**Job:**
Transcribe the material verbatim in full; the pictures do not belong in the copy.

**Stored dataset items:**
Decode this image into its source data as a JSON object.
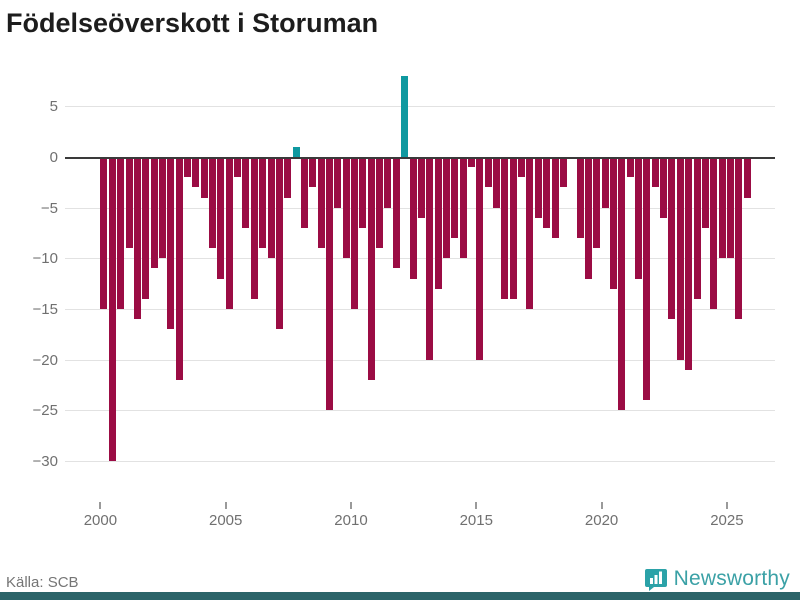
{
  "title": "Födelseöverskott i Storuman",
  "source": "Källa: SCB",
  "branding": {
    "name": "Newsworthy",
    "icon": "newsworthy-logo-icon"
  },
  "colors": {
    "negative_bar": "#9b0c44",
    "positive_bar": "#0f99a0",
    "zero_line": "#3a3a3a",
    "grid": "#e2e2e2",
    "axis_text": "#707070",
    "brand_teal": "#3ba1a6",
    "footer_band": "#2c6469",
    "title_text": "#1d1d1d"
  },
  "chart_data": {
    "type": "bar",
    "title": "Födelseöverskott i Storuman",
    "xlabel": "",
    "ylabel": "",
    "period": "tertial (3 values per year)",
    "start_year": 2000,
    "x_ticks": [
      2000,
      2005,
      2010,
      2015,
      2020,
      2025
    ],
    "y_ticks": [
      5,
      0,
      -5,
      -10,
      -15,
      -20,
      -25,
      -30
    ],
    "ylim": [
      -30,
      8
    ],
    "grid": "horizontal",
    "legend": "none",
    "series": [
      {
        "name": "Födelseöverskott",
        "values_by_year": {
          "2000": [
            -15,
            -30,
            -15
          ],
          "2001": [
            -9,
            -16,
            -14
          ],
          "2002": [
            -11,
            -10,
            -17
          ],
          "2003": [
            -22,
            -2,
            -3
          ],
          "2004": [
            -4,
            -9,
            -12
          ],
          "2005": [
            -15,
            -2,
            -7
          ],
          "2006": [
            -14,
            -9,
            -10
          ],
          "2007": [
            -17,
            -4,
            1
          ],
          "2008": [
            -7,
            -3,
            -9
          ],
          "2009": [
            -25,
            -5,
            -10
          ],
          "2010": [
            -15,
            -7,
            -22
          ],
          "2011": [
            -9,
            -5,
            -11
          ],
          "2012": [
            8,
            -12,
            -6
          ],
          "2013": [
            -20,
            -13,
            -10
          ],
          "2014": [
            -8,
            -10,
            -1
          ],
          "2015": [
            -20,
            -3,
            -5
          ],
          "2016": [
            -14,
            -14,
            -2
          ],
          "2017": [
            -15,
            -6,
            -7
          ],
          "2018": [
            -8,
            -3,
            0
          ],
          "2019": [
            -8,
            -12,
            -9
          ],
          "2020": [
            -5,
            -13,
            -25
          ],
          "2021": [
            -2,
            -12,
            -24
          ],
          "2022": [
            -3,
            -6,
            -16
          ],
          "2023": [
            -20,
            -21,
            -14
          ],
          "2024": [
            -7,
            -15,
            -10
          ],
          "2025": [
            -10,
            -16,
            -4
          ]
        }
      }
    ]
  }
}
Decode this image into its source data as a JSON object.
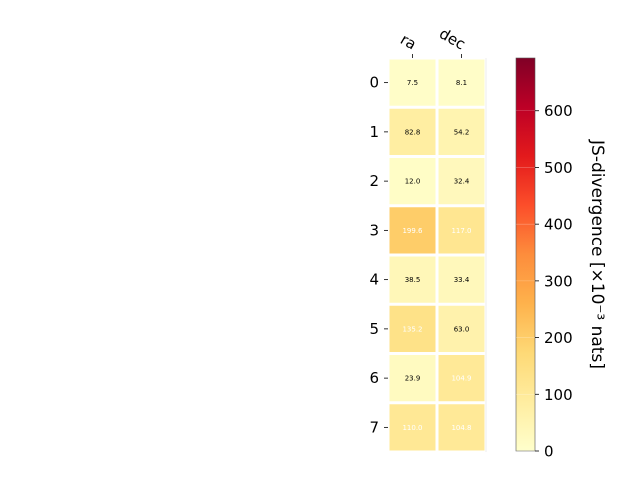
{
  "chart_data": {
    "type": "heatmap",
    "columns": [
      "ra",
      "dec"
    ],
    "rows": [
      "0",
      "1",
      "2",
      "3",
      "4",
      "5",
      "6",
      "7"
    ],
    "values": [
      [
        7.5,
        8.1
      ],
      [
        82.8,
        54.2
      ],
      [
        12.0,
        32.4
      ],
      [
        199.6,
        117.0
      ],
      [
        38.5,
        33.4
      ],
      [
        135.2,
        63.0
      ],
      [
        23.9,
        104.9
      ],
      [
        110.0,
        104.8
      ]
    ],
    "value_labels": [
      [
        "7.5",
        "8.1"
      ],
      [
        "82.8",
        "54.2"
      ],
      [
        "12.0",
        "32.4"
      ],
      [
        "199.6",
        "117.0"
      ],
      [
        "38.5",
        "33.4"
      ],
      [
        "135.2",
        "63.0"
      ],
      [
        "23.9",
        "104.9"
      ],
      [
        "110.0",
        "104.8"
      ]
    ],
    "colorbar": {
      "label": "JS-divergence [×10⁻³ nats]",
      "range": [
        0,
        693
      ],
      "ticks": [
        0,
        100,
        200,
        300,
        400,
        500,
        600
      ],
      "tick_labels": [
        "0",
        "100",
        "200",
        "300",
        "400",
        "500",
        "600"
      ],
      "colormap": "YlOrRd",
      "colormap_stops": [
        "#ffffcc",
        "#ffeda0",
        "#fed976",
        "#feb24c",
        "#fd8d3c",
        "#fc4e2a",
        "#e31a1c",
        "#bd0026",
        "#800026"
      ]
    },
    "label_color_light_threshold": 100,
    "grid": false
  }
}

**Correct output:**
Decode this image into its source data as a JSON object.
{
  "title": "Födelseöverskott i Storuman",
  "source": "Källa: SCB",
  "branding": {
    "name": "Newsworthy",
    "icon": "newsworthy-logo-icon"
  },
  "colors": {
    "negative_bar": "#9b0c44",
    "positive_bar": "#0f99a0",
    "zero_line": "#3a3a3a",
    "grid": "#e2e2e2",
    "axis_text": "#707070",
    "brand_teal": "#3ba1a6",
    "footer_band": "#2c6469",
    "title_text": "#1d1d1d"
  },
  "chart_data": {
    "type": "bar",
    "title": "Födelseöverskott i Storuman",
    "xlabel": "",
    "ylabel": "",
    "period": "tertial (3 values per year)",
    "start_year": 2000,
    "x_ticks": [
      2000,
      2005,
      2010,
      2015,
      2020,
      2025
    ],
    "y_ticks": [
      5,
      0,
      -5,
      -10,
      -15,
      -20,
      -25,
      -30
    ],
    "ylim": [
      -30,
      8
    ],
    "grid": "horizontal",
    "legend": "none",
    "series": [
      {
        "name": "Födelseöverskott",
        "values_by_year": {
          "2000": [
            -15,
            -30,
            -15
          ],
          "2001": [
            -9,
            -16,
            -14
          ],
          "2002": [
            -11,
            -10,
            -17
          ],
          "2003": [
            -22,
            -2,
            -3
          ],
          "2004": [
            -4,
            -9,
            -12
          ],
          "2005": [
            -15,
            -2,
            -7
          ],
          "2006": [
            -14,
            -9,
            -10
          ],
          "2007": [
            -17,
            -4,
            1
          ],
          "2008": [
            -7,
            -3,
            -9
          ],
          "2009": [
            -25,
            -5,
            -10
          ],
          "2010": [
            -15,
            -7,
            -22
          ],
          "2011": [
            -9,
            -5,
            -11
          ],
          "2012": [
            8,
            -12,
            -6
          ],
          "2013": [
            -20,
            -13,
            -10
          ],
          "2014": [
            -8,
            -10,
            -1
          ],
          "2015": [
            -20,
            -3,
            -5
          ],
          "2016": [
            -14,
            -14,
            -2
          ],
          "2017": [
            -15,
            -6,
            -7
          ],
          "2018": [
            -8,
            -3,
            0
          ],
          "2019": [
            -8,
            -12,
            -9
          ],
          "2020": [
            -5,
            -13,
            -25
          ],
          "2021": [
            -2,
            -12,
            -24
          ],
          "2022": [
            -3,
            -6,
            -16
          ],
          "2023": [
            -20,
            -21,
            -14
          ],
          "2024": [
            -7,
            -15,
            -10
          ],
          "2025": [
            -10,
            -16,
            -4
          ]
        }
      }
    ]
  }
}
Decode this image into its source data as a JSON object.
{
  "chart_data": {
    "type": "heatmap",
    "columns": [
      "ra",
      "dec"
    ],
    "rows": [
      "0",
      "1",
      "2",
      "3",
      "4",
      "5",
      "6",
      "7"
    ],
    "values": [
      [
        7.5,
        8.1
      ],
      [
        82.8,
        54.2
      ],
      [
        12.0,
        32.4
      ],
      [
        199.6,
        117.0
      ],
      [
        38.5,
        33.4
      ],
      [
        135.2,
        63.0
      ],
      [
        23.9,
        104.9
      ],
      [
        110.0,
        104.8
      ]
    ],
    "value_labels": [
      [
        "7.5",
        "8.1"
      ],
      [
        "82.8",
        "54.2"
      ],
      [
        "12.0",
        "32.4"
      ],
      [
        "199.6",
        "117.0"
      ],
      [
        "38.5",
        "33.4"
      ],
      [
        "135.2",
        "63.0"
      ],
      [
        "23.9",
        "104.9"
      ],
      [
        "110.0",
        "104.8"
      ]
    ],
    "colorbar": {
      "label": "JS-divergence [×10⁻³ nats]",
      "range": [
        0,
        693
      ],
      "ticks": [
        0,
        100,
        200,
        300,
        400,
        500,
        600
      ],
      "tick_labels": [
        "0",
        "100",
        "200",
        "300",
        "400",
        "500",
        "600"
      ],
      "colormap": "YlOrRd",
      "colormap_stops": [
        "#ffffcc",
        "#ffeda0",
        "#fed976",
        "#feb24c",
        "#fd8d3c",
        "#fc4e2a",
        "#e31a1c",
        "#bd0026",
        "#800026"
      ]
    },
    "label_color_light_threshold": 100,
    "grid": false
  }
}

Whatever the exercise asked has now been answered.